_REQUIRED WORK:_ In the lines below, find how many contain the word "JSON" and report that figure alone.

(Stored data)
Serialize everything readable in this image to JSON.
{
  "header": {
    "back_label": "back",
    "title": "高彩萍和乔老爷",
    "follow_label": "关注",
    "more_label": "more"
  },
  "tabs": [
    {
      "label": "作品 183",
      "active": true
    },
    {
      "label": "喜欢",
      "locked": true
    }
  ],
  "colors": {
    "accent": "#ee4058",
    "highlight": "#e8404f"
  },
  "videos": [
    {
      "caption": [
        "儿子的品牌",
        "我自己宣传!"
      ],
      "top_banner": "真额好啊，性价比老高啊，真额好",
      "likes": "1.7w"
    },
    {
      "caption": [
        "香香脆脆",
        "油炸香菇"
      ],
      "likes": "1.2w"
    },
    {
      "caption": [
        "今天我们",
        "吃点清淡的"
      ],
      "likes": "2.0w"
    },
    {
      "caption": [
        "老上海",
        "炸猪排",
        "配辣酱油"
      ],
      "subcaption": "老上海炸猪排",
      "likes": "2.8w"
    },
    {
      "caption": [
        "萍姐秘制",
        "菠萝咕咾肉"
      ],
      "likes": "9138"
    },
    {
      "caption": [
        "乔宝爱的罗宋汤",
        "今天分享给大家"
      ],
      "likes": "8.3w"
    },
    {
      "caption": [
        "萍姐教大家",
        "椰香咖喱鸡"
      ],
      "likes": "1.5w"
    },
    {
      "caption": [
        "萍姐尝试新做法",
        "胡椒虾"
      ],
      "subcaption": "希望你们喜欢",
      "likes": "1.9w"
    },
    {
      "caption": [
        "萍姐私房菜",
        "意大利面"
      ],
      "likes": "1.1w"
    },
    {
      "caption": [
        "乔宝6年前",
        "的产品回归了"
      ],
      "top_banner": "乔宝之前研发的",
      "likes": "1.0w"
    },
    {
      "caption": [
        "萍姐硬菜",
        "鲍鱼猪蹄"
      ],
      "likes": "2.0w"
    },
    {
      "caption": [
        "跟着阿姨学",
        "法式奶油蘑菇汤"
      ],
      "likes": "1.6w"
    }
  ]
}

--

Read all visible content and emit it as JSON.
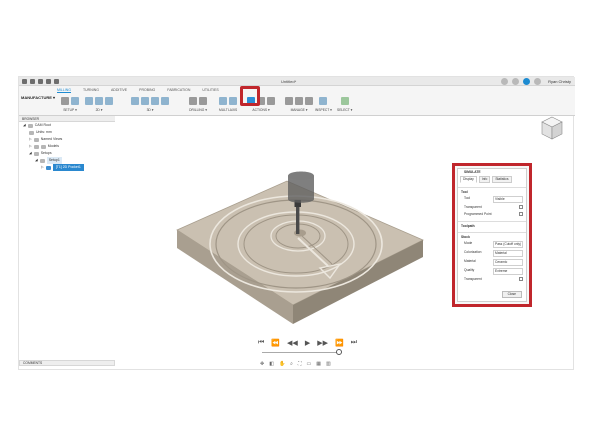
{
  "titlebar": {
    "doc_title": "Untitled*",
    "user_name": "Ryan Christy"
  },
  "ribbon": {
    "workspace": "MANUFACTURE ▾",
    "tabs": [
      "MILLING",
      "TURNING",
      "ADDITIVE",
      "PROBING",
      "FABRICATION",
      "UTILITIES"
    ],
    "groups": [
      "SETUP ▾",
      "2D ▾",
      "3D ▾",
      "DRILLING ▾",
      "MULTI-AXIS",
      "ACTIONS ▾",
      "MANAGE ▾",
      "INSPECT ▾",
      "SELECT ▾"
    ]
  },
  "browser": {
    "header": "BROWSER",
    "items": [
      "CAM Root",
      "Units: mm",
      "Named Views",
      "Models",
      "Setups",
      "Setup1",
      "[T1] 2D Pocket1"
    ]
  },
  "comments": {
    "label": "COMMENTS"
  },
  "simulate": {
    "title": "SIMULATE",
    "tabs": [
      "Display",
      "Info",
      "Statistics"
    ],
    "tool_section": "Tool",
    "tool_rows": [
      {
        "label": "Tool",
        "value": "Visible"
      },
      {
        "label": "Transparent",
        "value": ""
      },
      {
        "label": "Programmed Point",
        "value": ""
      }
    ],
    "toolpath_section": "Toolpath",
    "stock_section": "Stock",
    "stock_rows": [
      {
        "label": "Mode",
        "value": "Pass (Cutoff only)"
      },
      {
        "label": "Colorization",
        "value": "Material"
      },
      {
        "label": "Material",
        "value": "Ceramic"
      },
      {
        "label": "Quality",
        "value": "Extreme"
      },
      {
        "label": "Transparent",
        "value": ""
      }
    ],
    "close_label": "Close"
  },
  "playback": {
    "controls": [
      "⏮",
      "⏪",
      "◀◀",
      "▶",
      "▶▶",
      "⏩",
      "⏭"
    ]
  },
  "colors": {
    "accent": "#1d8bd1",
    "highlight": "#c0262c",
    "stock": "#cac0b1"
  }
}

_THE RESULT:_ 2